EXERCISE BRIEF: Write out each record again exactly as it stands.

Figure collection entries:
▼
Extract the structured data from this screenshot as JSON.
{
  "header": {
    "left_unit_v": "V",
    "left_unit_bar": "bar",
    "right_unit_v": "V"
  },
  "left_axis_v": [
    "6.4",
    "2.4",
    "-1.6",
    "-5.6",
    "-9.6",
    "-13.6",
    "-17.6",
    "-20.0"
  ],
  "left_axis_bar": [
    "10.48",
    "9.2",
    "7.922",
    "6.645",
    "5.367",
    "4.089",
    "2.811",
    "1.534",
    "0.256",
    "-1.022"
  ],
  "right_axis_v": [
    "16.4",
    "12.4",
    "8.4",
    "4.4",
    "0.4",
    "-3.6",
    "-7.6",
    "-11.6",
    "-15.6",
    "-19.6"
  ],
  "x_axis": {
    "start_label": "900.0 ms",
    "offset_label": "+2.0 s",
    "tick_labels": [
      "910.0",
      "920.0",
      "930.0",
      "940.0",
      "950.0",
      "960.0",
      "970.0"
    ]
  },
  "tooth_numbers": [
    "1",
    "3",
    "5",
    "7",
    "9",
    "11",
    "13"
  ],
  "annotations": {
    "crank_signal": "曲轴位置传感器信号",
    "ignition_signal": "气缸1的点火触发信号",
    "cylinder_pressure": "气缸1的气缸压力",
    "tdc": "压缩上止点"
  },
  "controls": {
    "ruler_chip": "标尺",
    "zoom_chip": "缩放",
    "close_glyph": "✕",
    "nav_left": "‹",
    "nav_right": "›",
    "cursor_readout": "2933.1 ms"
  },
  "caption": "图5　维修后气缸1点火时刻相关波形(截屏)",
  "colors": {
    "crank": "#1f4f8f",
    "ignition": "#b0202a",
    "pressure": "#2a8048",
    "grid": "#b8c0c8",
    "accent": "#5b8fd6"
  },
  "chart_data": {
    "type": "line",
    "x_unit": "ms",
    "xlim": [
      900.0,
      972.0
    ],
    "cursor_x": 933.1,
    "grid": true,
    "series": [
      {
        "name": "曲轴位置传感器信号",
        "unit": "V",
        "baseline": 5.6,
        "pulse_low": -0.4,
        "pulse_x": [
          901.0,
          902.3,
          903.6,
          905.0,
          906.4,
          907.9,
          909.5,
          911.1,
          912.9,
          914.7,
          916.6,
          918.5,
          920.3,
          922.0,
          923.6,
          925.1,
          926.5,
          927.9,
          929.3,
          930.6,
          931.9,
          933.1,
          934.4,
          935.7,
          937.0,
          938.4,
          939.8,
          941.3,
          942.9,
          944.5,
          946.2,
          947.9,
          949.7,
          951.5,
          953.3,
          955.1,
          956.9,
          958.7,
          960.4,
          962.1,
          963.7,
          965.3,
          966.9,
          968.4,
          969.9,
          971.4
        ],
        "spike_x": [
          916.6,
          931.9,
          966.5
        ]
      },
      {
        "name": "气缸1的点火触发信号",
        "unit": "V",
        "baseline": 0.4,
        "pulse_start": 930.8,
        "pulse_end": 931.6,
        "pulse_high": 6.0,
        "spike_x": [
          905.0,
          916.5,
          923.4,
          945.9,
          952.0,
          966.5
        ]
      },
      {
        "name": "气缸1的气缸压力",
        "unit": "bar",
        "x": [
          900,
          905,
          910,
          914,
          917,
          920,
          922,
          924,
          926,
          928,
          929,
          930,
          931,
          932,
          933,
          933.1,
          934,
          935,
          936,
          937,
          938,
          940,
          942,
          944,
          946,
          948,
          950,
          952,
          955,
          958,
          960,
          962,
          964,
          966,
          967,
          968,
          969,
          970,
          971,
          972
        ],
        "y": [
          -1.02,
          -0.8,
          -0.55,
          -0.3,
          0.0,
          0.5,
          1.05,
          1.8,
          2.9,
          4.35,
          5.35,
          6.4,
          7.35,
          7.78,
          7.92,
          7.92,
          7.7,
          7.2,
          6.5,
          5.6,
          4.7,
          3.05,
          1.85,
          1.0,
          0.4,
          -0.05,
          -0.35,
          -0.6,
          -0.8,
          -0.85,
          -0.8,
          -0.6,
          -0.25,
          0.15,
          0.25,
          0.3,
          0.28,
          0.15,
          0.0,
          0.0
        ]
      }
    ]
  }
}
▲
THE ANSWER:
Extract the structured data from this screenshot as JSON.
{
  "header": {
    "left_unit_v": "V",
    "left_unit_bar": "bar",
    "right_unit_v": "V"
  },
  "left_axis_v": [
    "6.4",
    "2.4",
    "-1.6",
    "-5.6",
    "-9.6",
    "-13.6",
    "-17.6",
    "-20.0"
  ],
  "left_axis_bar": [
    "10.48",
    "9.2",
    "7.922",
    "6.645",
    "5.367",
    "4.089",
    "2.811",
    "1.534",
    "0.256",
    "-1.022"
  ],
  "right_axis_v": [
    "16.4",
    "12.4",
    "8.4",
    "4.4",
    "0.4",
    "-3.6",
    "-7.6",
    "-11.6",
    "-15.6",
    "-19.6"
  ],
  "x_axis": {
    "start_label": "900.0 ms",
    "offset_label": "+2.0 s",
    "tick_labels": [
      "910.0",
      "920.0",
      "930.0",
      "940.0",
      "950.0",
      "960.0",
      "970.0"
    ]
  },
  "tooth_numbers": [
    "1",
    "3",
    "5",
    "7",
    "9",
    "11",
    "13"
  ],
  "annotations": {
    "crank_signal": "曲轴位置传感器信号",
    "ignition_signal": "气缸1的点火触发信号",
    "cylinder_pressure": "气缸1的气缸压力",
    "tdc": "压缩上止点"
  },
  "controls": {
    "ruler_chip": "标尺",
    "zoom_chip": "缩放",
    "close_glyph": "✕",
    "nav_left": "‹",
    "nav_right": "›",
    "cursor_readout": "2933.1 ms"
  },
  "caption": "图5　维修后气缸1点火时刻相关波形(截屏)",
  "colors": {
    "crank": "#1f4f8f",
    "ignition": "#b0202a",
    "pressure": "#2a8048",
    "grid": "#b8c0c8",
    "accent": "#5b8fd6"
  },
  "chart_data": {
    "type": "line",
    "x_unit": "ms",
    "xlim": [
      900.0,
      972.0
    ],
    "cursor_x": 933.1,
    "grid": true,
    "series": [
      {
        "name": "曲轴位置传感器信号",
        "unit": "V",
        "baseline": 5.6,
        "pulse_low": -0.4,
        "pulse_x": [
          901.0,
          902.3,
          903.6,
          905.0,
          906.4,
          907.9,
          909.5,
          911.1,
          912.9,
          914.7,
          916.6,
          918.5,
          920.3,
          922.0,
          923.6,
          925.1,
          926.5,
          927.9,
          929.3,
          930.6,
          931.9,
          933.1,
          934.4,
          935.7,
          937.0,
          938.4,
          939.8,
          941.3,
          942.9,
          944.5,
          946.2,
          947.9,
          949.7,
          951.5,
          953.3,
          955.1,
          956.9,
          958.7,
          960.4,
          962.1,
          963.7,
          965.3,
          966.9,
          968.4,
          969.9,
          971.4
        ],
        "spike_x": [
          916.6,
          931.9,
          966.5
        ]
      },
      {
        "name": "气缸1的点火触发信号",
        "unit": "V",
        "baseline": 0.4,
        "pulse_start": 930.8,
        "pulse_end": 931.6,
        "pulse_high": 6.0,
        "spike_x": [
          905.0,
          916.5,
          923.4,
          945.9,
          952.0,
          966.5
        ]
      },
      {
        "name": "气缸1的气缸压力",
        "unit": "bar",
        "x": [
          900,
          905,
          910,
          914,
          917,
          920,
          922,
          924,
          926,
          928,
          929,
          930,
          931,
          932,
          933,
          933.1,
          934,
          935,
          936,
          937,
          938,
          940,
          942,
          944,
          946,
          948,
          950,
          952,
          955,
          958,
          960,
          962,
          964,
          966,
          967,
          968,
          969,
          970,
          971,
          972
        ],
        "y": [
          -1.02,
          -0.8,
          -0.55,
          -0.3,
          0.0,
          0.5,
          1.05,
          1.8,
          2.9,
          4.35,
          5.35,
          6.4,
          7.35,
          7.78,
          7.92,
          7.92,
          7.7,
          7.2,
          6.5,
          5.6,
          4.7,
          3.05,
          1.85,
          1.0,
          0.4,
          -0.05,
          -0.35,
          -0.6,
          -0.8,
          -0.85,
          -0.8,
          -0.6,
          -0.25,
          0.15,
          0.25,
          0.3,
          0.28,
          0.15,
          0.0,
          0.0
        ]
      }
    ]
  }
}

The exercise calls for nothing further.